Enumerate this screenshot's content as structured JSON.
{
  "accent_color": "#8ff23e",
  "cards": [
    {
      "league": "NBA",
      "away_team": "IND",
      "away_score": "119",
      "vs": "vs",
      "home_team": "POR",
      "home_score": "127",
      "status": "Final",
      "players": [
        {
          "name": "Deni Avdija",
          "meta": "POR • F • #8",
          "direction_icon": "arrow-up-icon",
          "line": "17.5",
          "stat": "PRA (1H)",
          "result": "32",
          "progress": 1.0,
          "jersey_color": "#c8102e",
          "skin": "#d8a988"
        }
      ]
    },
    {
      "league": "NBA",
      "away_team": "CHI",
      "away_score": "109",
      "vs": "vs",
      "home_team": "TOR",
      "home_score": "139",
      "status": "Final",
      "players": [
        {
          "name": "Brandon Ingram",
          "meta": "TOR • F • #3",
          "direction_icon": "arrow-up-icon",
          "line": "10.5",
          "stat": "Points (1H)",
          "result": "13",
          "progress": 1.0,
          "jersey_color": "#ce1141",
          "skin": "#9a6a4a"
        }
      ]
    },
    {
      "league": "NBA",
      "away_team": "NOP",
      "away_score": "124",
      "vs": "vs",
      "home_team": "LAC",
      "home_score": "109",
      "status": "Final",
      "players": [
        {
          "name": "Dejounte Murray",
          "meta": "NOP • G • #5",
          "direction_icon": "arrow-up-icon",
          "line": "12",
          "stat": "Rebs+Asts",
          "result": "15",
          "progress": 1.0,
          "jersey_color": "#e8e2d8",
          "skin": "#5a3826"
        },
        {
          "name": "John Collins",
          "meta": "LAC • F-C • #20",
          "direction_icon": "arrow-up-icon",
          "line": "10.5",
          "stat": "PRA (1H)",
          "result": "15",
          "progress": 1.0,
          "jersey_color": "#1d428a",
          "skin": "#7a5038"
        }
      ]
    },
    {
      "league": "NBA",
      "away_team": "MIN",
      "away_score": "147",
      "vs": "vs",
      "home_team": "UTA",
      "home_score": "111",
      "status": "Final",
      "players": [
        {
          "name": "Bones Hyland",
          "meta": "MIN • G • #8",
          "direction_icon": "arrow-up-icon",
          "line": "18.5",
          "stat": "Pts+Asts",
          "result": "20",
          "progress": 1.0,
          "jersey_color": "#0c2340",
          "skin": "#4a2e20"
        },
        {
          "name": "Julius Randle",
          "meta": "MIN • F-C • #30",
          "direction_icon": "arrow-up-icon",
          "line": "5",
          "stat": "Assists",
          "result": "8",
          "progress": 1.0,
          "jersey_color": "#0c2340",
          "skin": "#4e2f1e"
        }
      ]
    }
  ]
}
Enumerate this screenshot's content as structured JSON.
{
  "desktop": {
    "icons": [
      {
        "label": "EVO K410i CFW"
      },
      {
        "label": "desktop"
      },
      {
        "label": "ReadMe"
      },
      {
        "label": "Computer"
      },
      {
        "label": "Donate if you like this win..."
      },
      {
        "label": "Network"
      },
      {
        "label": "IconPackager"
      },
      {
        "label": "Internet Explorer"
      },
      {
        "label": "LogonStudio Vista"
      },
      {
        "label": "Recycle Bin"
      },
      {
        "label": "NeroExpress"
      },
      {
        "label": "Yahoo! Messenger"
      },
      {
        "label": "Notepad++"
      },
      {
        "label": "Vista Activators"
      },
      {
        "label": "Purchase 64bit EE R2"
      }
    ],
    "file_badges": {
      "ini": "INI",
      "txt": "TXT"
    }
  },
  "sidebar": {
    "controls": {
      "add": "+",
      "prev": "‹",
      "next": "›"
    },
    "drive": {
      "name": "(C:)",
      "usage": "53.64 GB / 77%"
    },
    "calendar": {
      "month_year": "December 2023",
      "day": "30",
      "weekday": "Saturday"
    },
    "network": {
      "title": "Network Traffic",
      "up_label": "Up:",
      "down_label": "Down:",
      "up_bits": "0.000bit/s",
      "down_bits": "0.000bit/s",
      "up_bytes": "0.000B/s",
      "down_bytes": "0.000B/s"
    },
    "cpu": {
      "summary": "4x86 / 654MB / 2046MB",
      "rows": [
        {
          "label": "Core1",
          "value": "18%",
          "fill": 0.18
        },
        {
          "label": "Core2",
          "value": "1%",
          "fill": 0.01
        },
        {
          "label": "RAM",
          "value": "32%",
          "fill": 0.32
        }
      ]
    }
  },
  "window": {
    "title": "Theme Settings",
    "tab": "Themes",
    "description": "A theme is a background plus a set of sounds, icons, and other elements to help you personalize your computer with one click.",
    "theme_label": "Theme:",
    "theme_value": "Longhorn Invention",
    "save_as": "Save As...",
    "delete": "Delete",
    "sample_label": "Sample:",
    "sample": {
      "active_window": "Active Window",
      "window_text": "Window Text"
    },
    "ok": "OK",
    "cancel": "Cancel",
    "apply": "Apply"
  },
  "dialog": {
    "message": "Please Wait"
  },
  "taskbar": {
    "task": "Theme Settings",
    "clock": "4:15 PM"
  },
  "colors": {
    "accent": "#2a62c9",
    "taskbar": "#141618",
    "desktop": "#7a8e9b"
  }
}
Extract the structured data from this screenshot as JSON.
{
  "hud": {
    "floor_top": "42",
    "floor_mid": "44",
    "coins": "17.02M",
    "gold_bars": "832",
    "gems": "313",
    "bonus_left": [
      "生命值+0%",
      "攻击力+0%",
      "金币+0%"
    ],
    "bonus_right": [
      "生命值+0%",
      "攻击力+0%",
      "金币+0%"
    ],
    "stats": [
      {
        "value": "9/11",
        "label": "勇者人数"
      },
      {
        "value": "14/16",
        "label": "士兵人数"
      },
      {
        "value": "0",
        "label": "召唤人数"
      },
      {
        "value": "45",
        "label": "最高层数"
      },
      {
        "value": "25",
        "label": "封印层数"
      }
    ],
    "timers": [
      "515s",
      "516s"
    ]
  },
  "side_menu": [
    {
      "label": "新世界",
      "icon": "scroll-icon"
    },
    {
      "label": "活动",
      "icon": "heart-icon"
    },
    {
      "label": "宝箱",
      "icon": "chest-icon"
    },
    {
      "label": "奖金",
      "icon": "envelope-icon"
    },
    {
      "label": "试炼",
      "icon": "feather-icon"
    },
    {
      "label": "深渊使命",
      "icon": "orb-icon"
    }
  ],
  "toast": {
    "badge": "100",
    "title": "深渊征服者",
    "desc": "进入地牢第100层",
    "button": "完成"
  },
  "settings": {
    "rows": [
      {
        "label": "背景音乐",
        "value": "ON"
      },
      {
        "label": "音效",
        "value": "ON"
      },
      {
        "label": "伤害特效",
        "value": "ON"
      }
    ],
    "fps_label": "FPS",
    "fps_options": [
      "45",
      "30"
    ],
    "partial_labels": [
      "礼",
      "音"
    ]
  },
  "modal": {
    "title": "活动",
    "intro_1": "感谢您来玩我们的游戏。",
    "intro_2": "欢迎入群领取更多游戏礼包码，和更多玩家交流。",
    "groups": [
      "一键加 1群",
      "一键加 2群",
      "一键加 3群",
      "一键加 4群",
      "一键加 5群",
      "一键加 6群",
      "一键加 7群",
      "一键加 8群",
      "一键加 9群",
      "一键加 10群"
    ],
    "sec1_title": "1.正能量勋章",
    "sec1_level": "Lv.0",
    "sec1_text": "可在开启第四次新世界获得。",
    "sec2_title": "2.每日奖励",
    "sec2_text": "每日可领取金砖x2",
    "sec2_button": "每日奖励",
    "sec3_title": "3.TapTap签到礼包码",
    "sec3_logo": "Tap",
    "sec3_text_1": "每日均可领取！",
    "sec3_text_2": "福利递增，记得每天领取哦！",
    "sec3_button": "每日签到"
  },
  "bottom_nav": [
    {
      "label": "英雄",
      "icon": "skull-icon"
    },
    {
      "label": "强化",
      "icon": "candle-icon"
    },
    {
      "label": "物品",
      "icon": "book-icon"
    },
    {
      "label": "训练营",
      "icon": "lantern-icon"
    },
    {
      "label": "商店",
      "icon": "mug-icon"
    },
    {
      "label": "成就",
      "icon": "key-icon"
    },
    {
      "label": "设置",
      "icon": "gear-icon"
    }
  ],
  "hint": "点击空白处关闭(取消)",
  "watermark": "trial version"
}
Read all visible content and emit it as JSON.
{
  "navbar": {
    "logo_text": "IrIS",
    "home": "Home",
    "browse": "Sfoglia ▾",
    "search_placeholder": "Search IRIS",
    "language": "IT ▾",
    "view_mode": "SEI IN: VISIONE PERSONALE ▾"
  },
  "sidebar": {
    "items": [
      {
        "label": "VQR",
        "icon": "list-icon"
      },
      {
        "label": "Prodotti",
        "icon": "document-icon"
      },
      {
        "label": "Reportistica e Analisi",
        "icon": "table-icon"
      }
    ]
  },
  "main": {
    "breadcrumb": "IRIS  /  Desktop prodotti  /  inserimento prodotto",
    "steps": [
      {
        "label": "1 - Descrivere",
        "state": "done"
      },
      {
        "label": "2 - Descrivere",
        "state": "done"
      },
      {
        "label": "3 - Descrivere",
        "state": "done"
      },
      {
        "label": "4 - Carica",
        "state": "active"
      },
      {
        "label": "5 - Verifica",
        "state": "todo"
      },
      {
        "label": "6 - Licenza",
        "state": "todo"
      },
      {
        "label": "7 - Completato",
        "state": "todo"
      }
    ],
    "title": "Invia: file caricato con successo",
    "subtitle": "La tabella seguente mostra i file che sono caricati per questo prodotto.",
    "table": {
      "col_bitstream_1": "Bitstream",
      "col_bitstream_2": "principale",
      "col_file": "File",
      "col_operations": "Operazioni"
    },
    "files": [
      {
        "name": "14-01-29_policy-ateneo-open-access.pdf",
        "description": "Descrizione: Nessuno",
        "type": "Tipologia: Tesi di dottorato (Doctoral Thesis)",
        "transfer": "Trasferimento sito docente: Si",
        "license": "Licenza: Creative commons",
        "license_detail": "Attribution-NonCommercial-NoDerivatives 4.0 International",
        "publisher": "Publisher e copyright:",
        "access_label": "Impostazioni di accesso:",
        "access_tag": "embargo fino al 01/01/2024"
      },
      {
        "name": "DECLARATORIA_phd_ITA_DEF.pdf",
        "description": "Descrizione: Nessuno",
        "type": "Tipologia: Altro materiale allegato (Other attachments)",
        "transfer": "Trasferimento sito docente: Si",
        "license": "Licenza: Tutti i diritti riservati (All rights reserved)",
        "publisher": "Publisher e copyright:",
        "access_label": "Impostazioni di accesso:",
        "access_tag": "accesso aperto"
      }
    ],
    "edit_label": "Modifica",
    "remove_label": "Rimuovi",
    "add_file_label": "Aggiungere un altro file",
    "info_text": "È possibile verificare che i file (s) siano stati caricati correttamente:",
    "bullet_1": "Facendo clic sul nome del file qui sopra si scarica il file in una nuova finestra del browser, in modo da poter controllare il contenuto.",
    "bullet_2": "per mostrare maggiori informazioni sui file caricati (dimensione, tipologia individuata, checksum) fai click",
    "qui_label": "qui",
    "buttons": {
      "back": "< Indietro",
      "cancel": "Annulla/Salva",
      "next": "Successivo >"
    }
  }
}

* Exercise prompt *
Filter the listing for the word "name" and copy every line that holds it.

* Written answer *
          "name": "Deni Avdija",
          "name": "Brandon Ingram",
          "name": "Dejounte Murray",
          "name": "John Collins",
          "name": "Bones Hyland",
          "name": "Julius Randle",
      "name": "(C:)",
        "name": "14-01-29_policy-ateneo-open-access.pdf",
        "name": "DECLARATORIA_phd_ITA_DEF.pdf",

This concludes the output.